• Given text:
━━━━━━━━━━

A new Securities and Exchange Commission (“SEC”) resolution reflects an aggressive interpretation of what may constitute a thing of value to a foreign official under the Foreign Corrupt Practices Act (“FCPA”)—namely, legitimate charitable contributions, pre-cleared by outside counsel, but made with an alleged improper motive. On September 20, 2016, Nu Skin Enterprises, Inc. (“Nu Skin U.S.”), a Utah-based manufacturer of cosmetic and nutritional products, agreed to pay $765,688 to settle SEC claims under the FCPA’s internal controls and books and records provisions in connection with a charitable donation made by its Chinese subsidiary (“Nu Skin China”). Nu Skin U.S. neither admitted nor denied any of the allegations in the settlement. Nu Skin’s common stock is listed on the New York Stock Exchange, thus it is an “issuer” subject to the FCPA.
According to the SEC’s order instituting a settled administrative proceeding (the “SEC Order”), in 2013 Nu Skin China was under investigation by a provincial branch of the Administration of Industry and Commerce (“AIC”) for alleged violations of laws and regulations governing direct selling in China (“Direct Selling Laws”). Concerned about the impact an AIC action would have on Nu Skin China’s long-term business development, Nu Skin China personnel allegedly attempted to influence the outcome of the investigation by initiating a charity project in the province. A Nu Skin China employee contacted a high-ranking Chinese Communist party official (the “Party Official”) to obtain a recommendation of a charity located within the province. The Party Official recommended a charity that had not yet been established in the province and had no operations there. According to the SEC Order, the Party Official was “associated” with an entity that was “responsible for establishing the charity in the Province.”
The SEC alleged that shortly after the AIC informed Nu Skin China that it intended to charge Nu Skin China and some of its sales staff with violations of the Direct Selling Laws, “[s]enior personnel of Nu Skin China then made a decision to request that the Party Official personally intervene in the AIC matter in return for Nu Skin China making a One Million RMB donation to the charity identified by the Party Official.” The provincial head of the AIC had previously reported to the Party Official. Two days after a donation ceremony was held in the province—attended by the top official of the AIC, the Party Official, and representatives of Nu Skin China—Nu Skin received notice of the AIC’s final decision not to charge or seek a fine against the company. The SEC alleged that the improper purpose of the payment was further evidenced by the fact that Nu Skin China expedited assistance to the Party Official in obtaining letters from an influential U.S. person recommending his child for admission to U.S. universities.

━━━━━━━━━━

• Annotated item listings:

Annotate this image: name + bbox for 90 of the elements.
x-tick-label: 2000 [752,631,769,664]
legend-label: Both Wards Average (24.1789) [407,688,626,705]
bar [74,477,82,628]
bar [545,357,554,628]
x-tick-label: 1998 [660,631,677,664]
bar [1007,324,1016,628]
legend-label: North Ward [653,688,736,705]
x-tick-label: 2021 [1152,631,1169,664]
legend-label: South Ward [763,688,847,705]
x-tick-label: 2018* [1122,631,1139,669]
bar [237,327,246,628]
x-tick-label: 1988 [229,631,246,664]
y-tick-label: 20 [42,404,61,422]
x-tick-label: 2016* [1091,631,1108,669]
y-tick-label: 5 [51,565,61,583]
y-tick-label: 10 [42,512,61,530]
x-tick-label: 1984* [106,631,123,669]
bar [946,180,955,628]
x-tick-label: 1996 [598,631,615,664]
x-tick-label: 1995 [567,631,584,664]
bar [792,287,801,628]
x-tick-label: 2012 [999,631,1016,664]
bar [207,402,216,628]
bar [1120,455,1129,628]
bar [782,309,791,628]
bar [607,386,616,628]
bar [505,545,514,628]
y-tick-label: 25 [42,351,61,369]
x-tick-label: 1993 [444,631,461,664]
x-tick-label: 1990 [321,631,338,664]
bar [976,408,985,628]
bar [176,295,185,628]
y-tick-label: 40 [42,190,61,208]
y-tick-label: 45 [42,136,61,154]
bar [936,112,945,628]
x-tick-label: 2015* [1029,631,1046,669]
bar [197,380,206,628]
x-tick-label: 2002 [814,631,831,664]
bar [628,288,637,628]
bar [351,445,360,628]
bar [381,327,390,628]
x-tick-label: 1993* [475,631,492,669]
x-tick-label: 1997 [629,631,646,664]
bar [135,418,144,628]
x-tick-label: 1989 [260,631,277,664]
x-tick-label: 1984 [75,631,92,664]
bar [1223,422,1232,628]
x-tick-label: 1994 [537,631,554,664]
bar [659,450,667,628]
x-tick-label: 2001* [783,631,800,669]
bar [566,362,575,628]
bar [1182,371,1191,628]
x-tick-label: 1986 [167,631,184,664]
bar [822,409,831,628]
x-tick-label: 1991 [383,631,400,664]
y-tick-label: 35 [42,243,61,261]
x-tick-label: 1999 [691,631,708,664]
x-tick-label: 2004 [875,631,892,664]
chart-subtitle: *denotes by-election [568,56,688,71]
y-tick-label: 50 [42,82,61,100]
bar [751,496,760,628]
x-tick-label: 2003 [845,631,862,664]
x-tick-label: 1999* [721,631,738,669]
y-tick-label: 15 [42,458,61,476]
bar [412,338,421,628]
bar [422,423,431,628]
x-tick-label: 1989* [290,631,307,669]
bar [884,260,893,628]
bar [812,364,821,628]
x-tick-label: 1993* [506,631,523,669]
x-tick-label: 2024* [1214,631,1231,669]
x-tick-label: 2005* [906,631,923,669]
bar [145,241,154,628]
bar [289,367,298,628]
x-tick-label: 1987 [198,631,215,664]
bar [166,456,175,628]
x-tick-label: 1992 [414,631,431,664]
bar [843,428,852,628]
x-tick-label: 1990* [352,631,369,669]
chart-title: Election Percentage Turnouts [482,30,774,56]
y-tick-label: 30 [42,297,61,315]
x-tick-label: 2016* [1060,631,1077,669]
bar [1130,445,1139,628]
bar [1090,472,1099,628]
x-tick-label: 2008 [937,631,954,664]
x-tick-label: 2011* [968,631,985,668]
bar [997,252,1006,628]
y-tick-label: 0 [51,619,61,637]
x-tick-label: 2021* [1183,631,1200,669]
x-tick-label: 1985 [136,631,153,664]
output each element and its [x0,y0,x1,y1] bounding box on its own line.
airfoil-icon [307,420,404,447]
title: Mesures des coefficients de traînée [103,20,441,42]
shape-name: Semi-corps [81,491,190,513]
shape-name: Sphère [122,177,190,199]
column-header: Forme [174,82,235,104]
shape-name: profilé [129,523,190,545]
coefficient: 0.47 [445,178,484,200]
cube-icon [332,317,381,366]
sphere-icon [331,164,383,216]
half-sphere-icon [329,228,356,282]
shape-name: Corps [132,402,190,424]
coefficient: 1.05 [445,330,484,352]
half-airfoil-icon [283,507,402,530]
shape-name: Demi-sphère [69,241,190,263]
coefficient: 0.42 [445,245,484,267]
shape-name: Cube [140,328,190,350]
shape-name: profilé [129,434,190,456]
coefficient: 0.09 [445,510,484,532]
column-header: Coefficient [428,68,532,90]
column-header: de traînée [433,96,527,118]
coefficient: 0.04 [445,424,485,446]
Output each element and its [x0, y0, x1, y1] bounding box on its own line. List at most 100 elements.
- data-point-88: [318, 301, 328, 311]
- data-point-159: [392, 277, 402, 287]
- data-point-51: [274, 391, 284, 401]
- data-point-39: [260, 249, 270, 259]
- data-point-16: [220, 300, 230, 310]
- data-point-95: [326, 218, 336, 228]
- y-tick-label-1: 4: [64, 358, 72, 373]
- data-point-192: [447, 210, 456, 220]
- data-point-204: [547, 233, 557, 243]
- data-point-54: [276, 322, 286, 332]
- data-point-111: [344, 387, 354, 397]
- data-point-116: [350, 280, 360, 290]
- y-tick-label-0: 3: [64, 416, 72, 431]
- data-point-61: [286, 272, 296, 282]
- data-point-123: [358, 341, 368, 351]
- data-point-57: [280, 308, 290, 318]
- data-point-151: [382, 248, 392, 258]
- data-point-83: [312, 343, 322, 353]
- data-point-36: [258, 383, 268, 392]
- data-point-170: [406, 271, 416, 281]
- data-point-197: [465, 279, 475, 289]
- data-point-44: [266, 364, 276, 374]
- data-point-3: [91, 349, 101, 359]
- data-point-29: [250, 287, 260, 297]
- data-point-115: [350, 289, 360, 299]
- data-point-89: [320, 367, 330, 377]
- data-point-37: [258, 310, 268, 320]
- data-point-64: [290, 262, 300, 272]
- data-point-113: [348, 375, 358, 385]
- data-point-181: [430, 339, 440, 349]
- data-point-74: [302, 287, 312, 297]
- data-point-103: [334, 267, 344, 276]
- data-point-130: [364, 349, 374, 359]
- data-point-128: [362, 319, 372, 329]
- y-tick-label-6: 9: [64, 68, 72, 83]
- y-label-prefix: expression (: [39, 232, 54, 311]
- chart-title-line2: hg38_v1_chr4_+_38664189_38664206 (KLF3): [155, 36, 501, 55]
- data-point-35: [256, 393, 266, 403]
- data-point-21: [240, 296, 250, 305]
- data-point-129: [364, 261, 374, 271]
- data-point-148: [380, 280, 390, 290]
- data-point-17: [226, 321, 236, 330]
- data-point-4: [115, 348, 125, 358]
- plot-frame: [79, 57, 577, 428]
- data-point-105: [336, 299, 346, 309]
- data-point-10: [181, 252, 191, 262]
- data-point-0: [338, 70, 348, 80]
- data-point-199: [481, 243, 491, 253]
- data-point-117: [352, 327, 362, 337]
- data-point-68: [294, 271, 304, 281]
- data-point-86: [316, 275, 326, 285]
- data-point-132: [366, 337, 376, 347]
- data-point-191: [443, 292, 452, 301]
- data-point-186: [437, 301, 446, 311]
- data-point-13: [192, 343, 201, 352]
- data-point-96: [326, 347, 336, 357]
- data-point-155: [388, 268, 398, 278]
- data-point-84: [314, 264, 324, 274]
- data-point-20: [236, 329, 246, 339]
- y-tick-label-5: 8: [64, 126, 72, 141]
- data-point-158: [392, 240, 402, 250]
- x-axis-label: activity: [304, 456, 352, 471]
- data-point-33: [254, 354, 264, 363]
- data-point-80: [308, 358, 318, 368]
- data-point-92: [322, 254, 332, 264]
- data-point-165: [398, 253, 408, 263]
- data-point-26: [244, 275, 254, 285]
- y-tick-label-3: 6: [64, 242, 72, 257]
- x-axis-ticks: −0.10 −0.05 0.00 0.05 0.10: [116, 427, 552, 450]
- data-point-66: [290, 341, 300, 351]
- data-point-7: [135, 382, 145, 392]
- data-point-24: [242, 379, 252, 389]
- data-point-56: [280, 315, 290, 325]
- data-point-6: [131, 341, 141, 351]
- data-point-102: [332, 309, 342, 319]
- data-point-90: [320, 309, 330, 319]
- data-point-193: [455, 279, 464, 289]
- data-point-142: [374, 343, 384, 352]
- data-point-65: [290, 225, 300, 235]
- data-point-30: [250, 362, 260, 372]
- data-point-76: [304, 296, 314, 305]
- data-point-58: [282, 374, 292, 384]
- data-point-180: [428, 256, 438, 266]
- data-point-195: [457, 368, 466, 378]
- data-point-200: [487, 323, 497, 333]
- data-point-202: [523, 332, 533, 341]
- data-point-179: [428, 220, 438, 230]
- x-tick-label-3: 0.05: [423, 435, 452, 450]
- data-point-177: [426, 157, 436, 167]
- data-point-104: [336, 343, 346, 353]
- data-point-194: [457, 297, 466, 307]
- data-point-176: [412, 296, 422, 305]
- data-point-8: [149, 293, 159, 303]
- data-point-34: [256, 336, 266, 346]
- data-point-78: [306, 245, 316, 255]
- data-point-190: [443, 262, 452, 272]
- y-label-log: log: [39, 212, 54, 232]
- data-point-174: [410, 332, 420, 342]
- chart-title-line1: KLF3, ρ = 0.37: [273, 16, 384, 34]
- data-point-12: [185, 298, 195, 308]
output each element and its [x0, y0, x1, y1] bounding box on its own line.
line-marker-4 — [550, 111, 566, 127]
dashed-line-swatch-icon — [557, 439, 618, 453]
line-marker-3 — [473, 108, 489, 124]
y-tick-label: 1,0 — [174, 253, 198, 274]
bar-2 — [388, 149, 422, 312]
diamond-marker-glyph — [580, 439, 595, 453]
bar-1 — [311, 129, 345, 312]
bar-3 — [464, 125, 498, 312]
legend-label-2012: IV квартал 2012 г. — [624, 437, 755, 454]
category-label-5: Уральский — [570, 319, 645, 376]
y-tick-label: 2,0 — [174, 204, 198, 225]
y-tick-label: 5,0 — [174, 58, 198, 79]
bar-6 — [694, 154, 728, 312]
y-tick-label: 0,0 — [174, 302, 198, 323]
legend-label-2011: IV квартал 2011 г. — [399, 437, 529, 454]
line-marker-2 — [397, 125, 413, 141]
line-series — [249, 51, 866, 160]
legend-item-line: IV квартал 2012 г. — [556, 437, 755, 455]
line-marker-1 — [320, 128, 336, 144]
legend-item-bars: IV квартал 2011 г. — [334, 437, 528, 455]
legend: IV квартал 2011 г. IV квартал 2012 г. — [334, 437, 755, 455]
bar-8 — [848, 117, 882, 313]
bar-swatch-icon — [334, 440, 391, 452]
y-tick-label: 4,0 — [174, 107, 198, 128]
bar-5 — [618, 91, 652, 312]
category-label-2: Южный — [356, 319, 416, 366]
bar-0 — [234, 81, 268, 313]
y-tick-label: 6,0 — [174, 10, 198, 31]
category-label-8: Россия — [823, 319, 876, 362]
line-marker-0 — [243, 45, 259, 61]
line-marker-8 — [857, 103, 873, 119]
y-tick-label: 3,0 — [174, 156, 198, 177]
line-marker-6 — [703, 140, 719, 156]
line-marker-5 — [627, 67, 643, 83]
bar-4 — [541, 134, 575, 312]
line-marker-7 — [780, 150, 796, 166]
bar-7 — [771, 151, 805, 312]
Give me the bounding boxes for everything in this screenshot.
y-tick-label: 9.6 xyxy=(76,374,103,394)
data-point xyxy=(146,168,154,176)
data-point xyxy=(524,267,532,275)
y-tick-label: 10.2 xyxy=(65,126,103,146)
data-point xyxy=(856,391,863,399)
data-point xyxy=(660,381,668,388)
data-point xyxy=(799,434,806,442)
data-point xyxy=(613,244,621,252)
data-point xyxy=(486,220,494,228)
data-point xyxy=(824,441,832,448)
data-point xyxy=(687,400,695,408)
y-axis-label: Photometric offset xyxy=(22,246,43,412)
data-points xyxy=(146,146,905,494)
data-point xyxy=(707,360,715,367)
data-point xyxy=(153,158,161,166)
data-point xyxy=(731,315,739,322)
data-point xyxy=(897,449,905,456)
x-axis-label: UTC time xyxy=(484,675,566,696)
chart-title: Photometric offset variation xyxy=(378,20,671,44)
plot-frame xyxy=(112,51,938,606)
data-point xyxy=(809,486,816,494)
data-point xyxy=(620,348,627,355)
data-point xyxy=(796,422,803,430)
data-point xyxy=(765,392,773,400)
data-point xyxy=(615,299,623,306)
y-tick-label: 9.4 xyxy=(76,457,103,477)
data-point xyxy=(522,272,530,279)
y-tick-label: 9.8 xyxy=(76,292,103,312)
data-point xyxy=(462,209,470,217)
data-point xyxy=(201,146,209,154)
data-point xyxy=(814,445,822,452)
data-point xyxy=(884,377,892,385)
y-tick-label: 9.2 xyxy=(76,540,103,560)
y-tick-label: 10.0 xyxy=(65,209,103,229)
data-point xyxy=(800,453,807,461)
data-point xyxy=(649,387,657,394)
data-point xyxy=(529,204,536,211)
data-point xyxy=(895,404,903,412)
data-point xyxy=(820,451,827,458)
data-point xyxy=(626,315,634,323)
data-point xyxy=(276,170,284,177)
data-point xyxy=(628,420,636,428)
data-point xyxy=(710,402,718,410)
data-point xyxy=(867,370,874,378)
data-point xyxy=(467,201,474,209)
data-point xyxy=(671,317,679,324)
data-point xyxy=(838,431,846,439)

━━━━━━━━━━

• Work to be completed: Retype the passage of the FCPA settlement text from "A new Securities" to "to the FCPA." without any changes. The items that accompany the text are not required for this exercise.

• Answer for the task:
A new Securities and Exchange Commission (“SEC”) resolution reflects an aggressive interpretation of what may constitute a thing of value to a foreign official under the Foreign Corrupt Practices Act (“FCPA”)—namely, legitimate charitable contributions, pre-cleared by outside counsel, but made with an alleged improper motive. On September 20, 2016, Nu Skin Enterprises, Inc. (“Nu Skin U.S.”), a Utah-based manufacturer of cosmetic and nutritional products, agreed to pay $765,688 to settle SEC claims under the FCPA’s internal controls and books and records provisions in connection with a charitable donation made by its Chinese subsidiary (“Nu Skin China”). Nu Skin U.S. neither admitted nor denied any of the allegations in the settlement. Nu Skin’s common stock is listed on the New York Stock Exchange, thus it is an “issuer” subject to the FCPA.